■ REQUIRED WORK:
1. According to the passage on Indian philosophical systems, what two primary causes does the Samkhya build its structure on?
2. Reproduce the passage on Indian philosophical systems word for word, from "The Samkhya is" to "in the cause.".

■ PASSAGE TO READ:
========

There was some faith behind it, certain presumptions which were not capable of
logical treatment. Having accepted some hypotheses the system was built up on
those foundations. It was presumed that there is a rhythm and unity in life and
nature. There was belief in a personal God, in individual souls, and an atomic
universe. The individual was neither the soul alone nor the body, but the
product of their union. Reality was supposed to be a complex of souls and
nature.
The Vaishesika system
resembles the Nyaya in many ways. It emphasizes the separateness of individual
selves and objects, and develops the atomic theory of the universe. The
principle of dharma, the moral law, is said to govern the universe, and
round this the whole system revolves. The hypothesis of a God is not clearly
admitted. Between the Nyaya and Vaisheshika systems and early Buddhist philosophy
there are many points of contact. On the whole they adopt a realistic approach.
The Samkhya system,
which Kapila (c. seventh century B.C.) is said to have shaped out
of many early and pre-Buddhist currents of thought, is remarkable. According to
Richard Garbe: 'In Kapila's doctrine, for the first time in the history of the
world, the complete independence and freedom of the human mind, its full
confidence in its own powers, were exhibited.'
The
Samkhya became a well-co-ordinated system after the rise of Buddhism. The
theory is a purely philosophical and meta-physical conception arising out of
the mind of man and having little to do with objective observation. Indeed,
such observation was not possible in matters beyond its reach. Like Buddhism,
Samkhya proceeded along rationalistic lines of inquiry and met the challenge of
Buddhism on the latter's own ground of reasoned argument without support of
authority. Because of this rationalistic approach, God had to be ruled out. In
SSmkhya thus there is neither a personal God nor an impersonal one, neither
mono-theism nor monism. Its approach was atheistic and it undermined the
foundations of a supernatural religion. There is no creation of the universe by
a god, but rather a constant evolution, the product of interaction between
spirit, or rather spirits, and matter, though that matter itself is of the
nature of energy. This evolution is a continuous process.
The Samkhya is called
dvaita, or a dualistic philosophy, because it builds its structure on two
primary causes: prakriti, or an ever-active and changing nature or
energy, and purusha, the spirit which does not change. There is an
infinite number of purushas or souls, or something in the nature of
consciousness. Under the influence of purusha, which itself is inactive,
prakriti evolves and leads to the world of continuous becoming. Causality is
accepted, but it is said that the effect really exists hidden in the cause.

========

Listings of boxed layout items
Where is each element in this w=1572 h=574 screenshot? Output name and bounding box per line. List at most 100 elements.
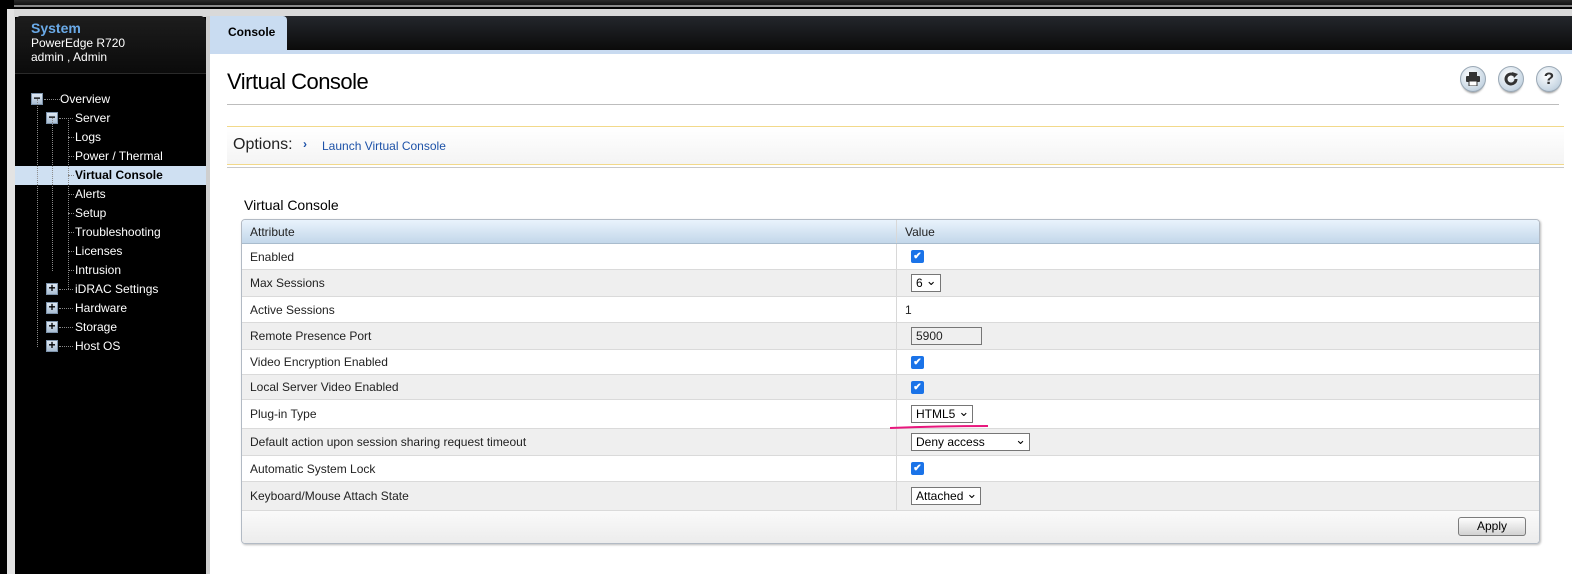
automatic-system-lock-checkbox[interactable]: ✔ (911, 462, 924, 475)
table-row: Automatic System Lock ✔ (242, 456, 1539, 482)
video-encryption-enabled-checkbox[interactable]: ✔ (911, 355, 924, 369)
table-row: Default action upon session sharing requ… (242, 429, 1539, 456)
tree-item-intrusion[interactable]: Intrusion (15, 261, 206, 280)
chevron-down-icon: ⌄ (958, 404, 970, 419)
tree-item-alerts[interactable]: Alerts (15, 185, 206, 204)
refresh-icon[interactable] (1498, 66, 1524, 92)
attribute-label: Plug-in Type (242, 400, 897, 428)
options-label: Options: (233, 136, 293, 153)
enabled-checkbox[interactable]: ✔ (911, 250, 924, 263)
print-icon[interactable] (1460, 66, 1486, 92)
tree-item-label: Troubleshooting (75, 225, 161, 239)
attribute-value-cell: ✔ (897, 350, 1539, 374)
tree-item-troubleshooting[interactable]: Troubleshooting (15, 223, 206, 242)
attribute-value-cell: HTML5 ⌄ (897, 400, 1539, 428)
title-divider (227, 104, 1559, 105)
tree-connector (59, 308, 73, 309)
tab-console[interactable]: Console (210, 16, 287, 50)
attribute-label: Local Server Video Enabled (242, 375, 897, 399)
default-action-upon-session-sharing-request-timeout-select[interactable]: Deny access ⌄ (911, 433, 1030, 451)
system-title[interactable]: System (31, 21, 206, 36)
section-title: Virtual Console (244, 197, 339, 213)
window-frame (7, 9, 15, 574)
expand-icon[interactable]: + (46, 339, 58, 352)
tree-item-label: Logs (75, 130, 102, 144)
attribute-label: Enabled (242, 244, 897, 269)
tree-item-hardware[interactable]: + Hardware (15, 299, 206, 318)
header-actions: ? (1460, 66, 1562, 92)
remote-presence-port-input[interactable]: 5900 (911, 327, 982, 345)
table-row: Remote Presence Port 5900 (242, 323, 1539, 350)
tree-item-logs[interactable]: Logs (15, 128, 206, 147)
tree-connector (59, 327, 73, 328)
chevron-down-icon: ⌄ (966, 486, 978, 501)
tree-item-label: Overview (60, 92, 111, 106)
column-header-value: Value (905, 225, 935, 239)
system-model: PowerEdge R720 (31, 36, 126, 50)
table-row: Keyboard/Mouse Attach State Attached ⌄ (242, 482, 1539, 511)
tree-item-setup[interactable]: Setup (15, 204, 206, 223)
tree-item-power-thermal[interactable]: Power / Thermal (15, 147, 206, 166)
tree-item-server[interactable]: − Server (15, 109, 206, 128)
active-sessions-value: 1 (905, 302, 912, 317)
plug-in-type-select[interactable]: HTML5 ⌄ (911, 404, 974, 423)
select-value: Attached (916, 489, 964, 503)
tree-connector (59, 289, 73, 290)
attribute-label: Default action upon session sharing requ… (242, 429, 897, 455)
annotation-underline (890, 425, 988, 429)
launch-virtual-console-link[interactable]: Launch Virtual Console (322, 139, 446, 153)
select-value: HTML5 (916, 407, 956, 421)
tree-connector (44, 99, 60, 100)
tree-item-label: Intrusion (75, 263, 122, 277)
tree-item-label: Server (75, 111, 111, 125)
tree-item-label: Power / Thermal (75, 149, 163, 163)
tree-item-host-os[interactable]: + Host OS (15, 337, 206, 356)
main-panel: Console Virtual Console ? Options: › Lau… (210, 16, 1572, 574)
tree-guide-line (37, 99, 38, 347)
max-sessions-select[interactable]: 6 ⌄ (911, 274, 941, 292)
apply-button[interactable]: Apply (1458, 517, 1526, 536)
local-server-video-enabled-checkbox[interactable]: ✔ (911, 380, 924, 394)
chevron-right-icon: › (303, 137, 307, 151)
attribute-value-cell: ✔ (897, 375, 1539, 399)
attribute-label: Max Sessions (242, 270, 897, 296)
table-row: Local Server Video Enabled ✔ (242, 375, 1539, 400)
top-chrome (14, 0, 1572, 7)
attribute-label: Video Encryption Enabled (242, 350, 897, 374)
tree-item-label: Storage (75, 320, 118, 334)
current-user: admin , Admin (31, 50, 108, 64)
chevron-down-icon: ⌄ (925, 273, 937, 288)
tree-connector (59, 346, 73, 347)
attribute-value-cell: 1 (897, 297, 1539, 322)
attribute-label: Remote Presence Port (242, 323, 897, 349)
expand-icon[interactable]: + (46, 320, 58, 333)
tree-item-label: Host OS (75, 339, 121, 353)
expand-icon[interactable]: + (46, 282, 58, 295)
table-row: Enabled ✔ (242, 244, 1539, 270)
options-bar: Options: › Launch Virtual Console (227, 126, 1564, 165)
attribute-value-cell: Deny access ⌄ (897, 429, 1539, 455)
select-value: 6 (916, 276, 923, 290)
tree-item-label: Alerts (75, 187, 106, 201)
attributes-table: Attribute Value Enabled ✔ Max Sessions 6 ⌄ Ac… (241, 219, 1540, 544)
tree-item-label: iDRAC Settings (75, 282, 159, 296)
tree-item-label: Licenses (75, 244, 123, 258)
tree-item-idrac-settings[interactable]: + iDRAC Settings (15, 280, 206, 299)
attribute-value-cell: 6 ⌄ (897, 270, 1539, 296)
keyboard-mouse-attach-state-select[interactable]: Attached ⌄ (911, 486, 982, 505)
sidebar: System PowerEdge R720 admin , Admin − Ove… (15, 16, 206, 574)
tree-item-virtual-console[interactable]: Virtual Console (15, 166, 206, 185)
tree-item-licenses[interactable]: Licenses (15, 242, 206, 261)
tree-guide-line (68, 118, 69, 289)
column-header-attribute: Attribute (242, 220, 897, 243)
tree-connector (59, 118, 73, 119)
page-title: Virtual Console (227, 69, 369, 94)
options-divider (227, 167, 1564, 168)
expand-icon[interactable]: + (46, 301, 58, 314)
tree-item-overview[interactable]: − Overview (15, 90, 206, 109)
attribute-value-cell: Attached ⌄ (897, 482, 1539, 510)
help-icon[interactable]: ? (1536, 66, 1562, 92)
attribute-value-cell: ✔ (897, 244, 1539, 269)
table-row: Active Sessions 1 (242, 297, 1539, 323)
tree-item-storage[interactable]: + Storage (15, 318, 206, 337)
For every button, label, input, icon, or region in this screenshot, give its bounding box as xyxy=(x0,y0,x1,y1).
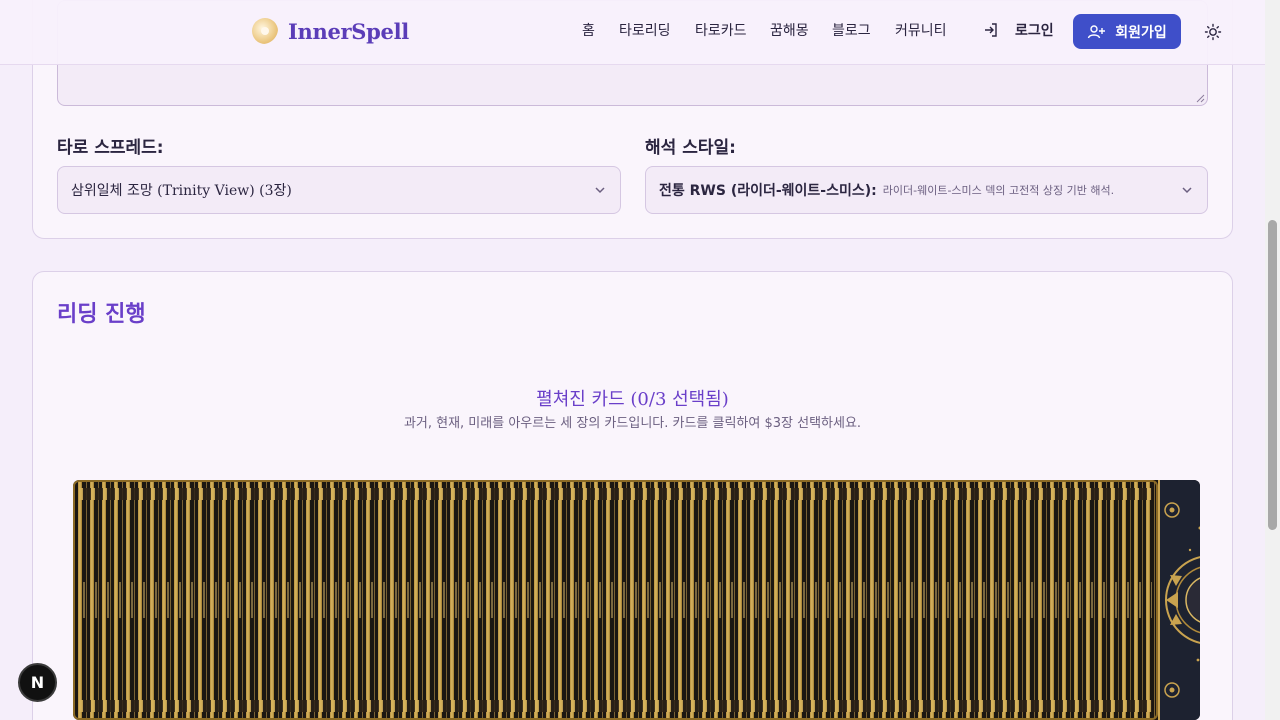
spread-select-value: 삼위일체 조망 (Trinity View) (3장) xyxy=(71,183,292,199)
theme-toggle[interactable] xyxy=(1204,23,1222,45)
style-select-value: 전통 RWS (라이더-웨이트-스미스): xyxy=(659,183,877,199)
style-label: 해석 스타일: xyxy=(645,138,736,158)
logo-sun-icon xyxy=(252,18,278,44)
reading-title: 리딩 진행 xyxy=(57,302,146,327)
login-label: 로그인 xyxy=(1015,23,1054,39)
nextjs-dev-badge[interactable]: N xyxy=(18,663,57,702)
spread-title: 펼쳐진 카드 (0/3 선택됨) xyxy=(536,389,729,410)
spread-instructions: 과거, 현재, 미래를 아우르는 세 장의 카드입니다. 카드를 클릭하여 $3… xyxy=(403,416,862,431)
site-logo[interactable]: InnerSpell xyxy=(252,18,409,44)
sun-icon xyxy=(1204,23,1222,41)
card-stack[interactable] xyxy=(73,480,1158,720)
tarot-card-back[interactable] xyxy=(1158,480,1200,720)
site-header: InnerSpell 홈 타로리딩 타로카드 꿈해몽 블로그 커뮤니티 로그인 … xyxy=(0,0,1265,65)
spread-label: 타로 스프레드: xyxy=(57,138,164,158)
nav-blog[interactable]: 블로그 xyxy=(832,20,871,40)
login-button[interactable]: 로그인 xyxy=(983,20,1054,40)
user-plus-icon xyxy=(1088,24,1106,38)
nav-tarot-reading[interactable]: 타로리딩 xyxy=(619,20,671,40)
nextjs-badge-label: N xyxy=(30,673,45,692)
spread-select[interactable]: 삼위일체 조망 (Trinity View) (3장) xyxy=(57,166,621,214)
nav-tarot-cards[interactable]: 타로카드 xyxy=(695,20,747,40)
card-stack-ornament xyxy=(79,582,1152,618)
nav-home[interactable]: 홈 xyxy=(582,20,595,40)
resize-grip-icon[interactable] xyxy=(1195,93,1205,103)
nav-community[interactable]: 커뮤니티 xyxy=(895,20,947,40)
signup-button[interactable]: 회원가입 xyxy=(1073,14,1181,49)
tarot-deck-spread[interactable] xyxy=(73,480,1200,720)
sun-moon-emblem-icon xyxy=(1164,502,1200,698)
logo-text: InnerSpell xyxy=(288,18,409,44)
login-icon xyxy=(985,23,997,37)
chevron-down-icon xyxy=(595,187,605,194)
style-select-description: 라이더-웨이트-스미스 덱의 고전적 상징 기반 해석. xyxy=(882,184,1115,197)
nav-dream[interactable]: 꿈해몽 xyxy=(770,20,809,40)
signup-label: 회원가입 xyxy=(1115,24,1167,41)
scrollbar-thumb[interactable] xyxy=(1268,220,1277,530)
style-select[interactable]: 전통 RWS (라이더-웨이트-스미스): 라이더-웨이트-스미스 덱의 고전적… xyxy=(645,166,1208,214)
chevron-down-icon xyxy=(1182,187,1192,194)
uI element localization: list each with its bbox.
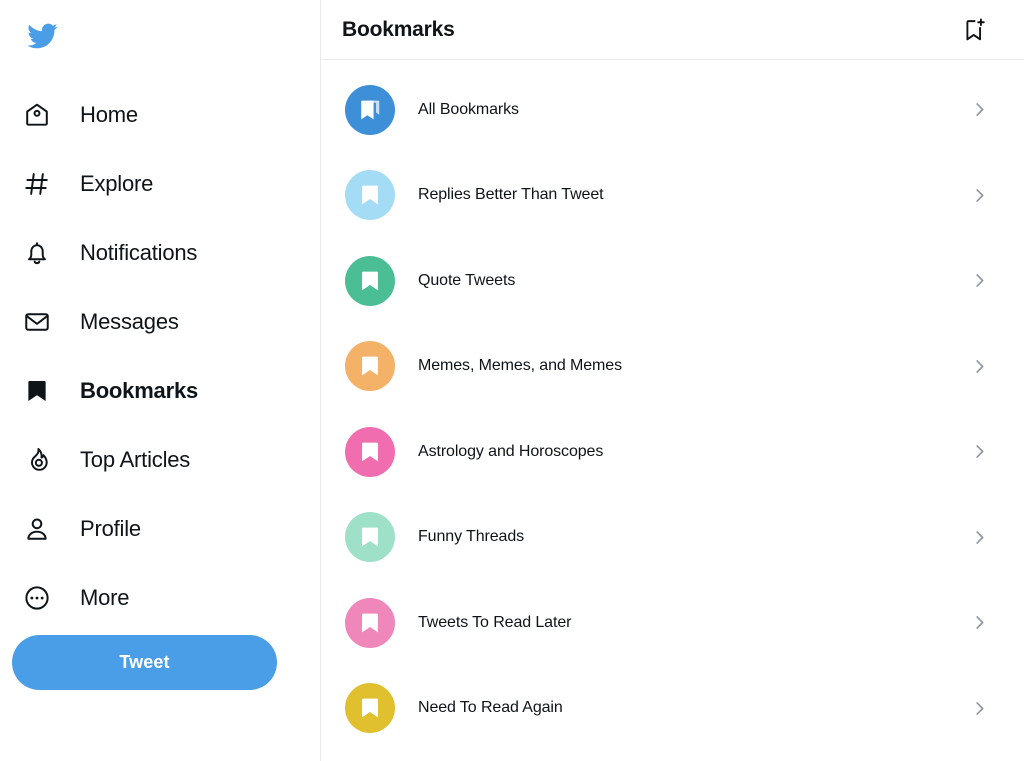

========

■ EXERCISE RESPONSES:
1. Prakriti, an ever-active and changing nature or energy, and purusha, the spirit that does not change.

2.
The Samkhya is called
dvaita, or a dualistic philosophy, because it builds its structure on two
primary causes: prakriti, or an ever-active and changing nature or
energy, and purusha, the spirit which does not change. There is an
infinite number of purushas or souls, or something in the nature of
consciousness. Under the influence of purusha, which itself is inactive,
prakriti evolves and leads to the world of continuous becoming. Causality is
accepted, but it is said that the effect really exists hidden in the cause.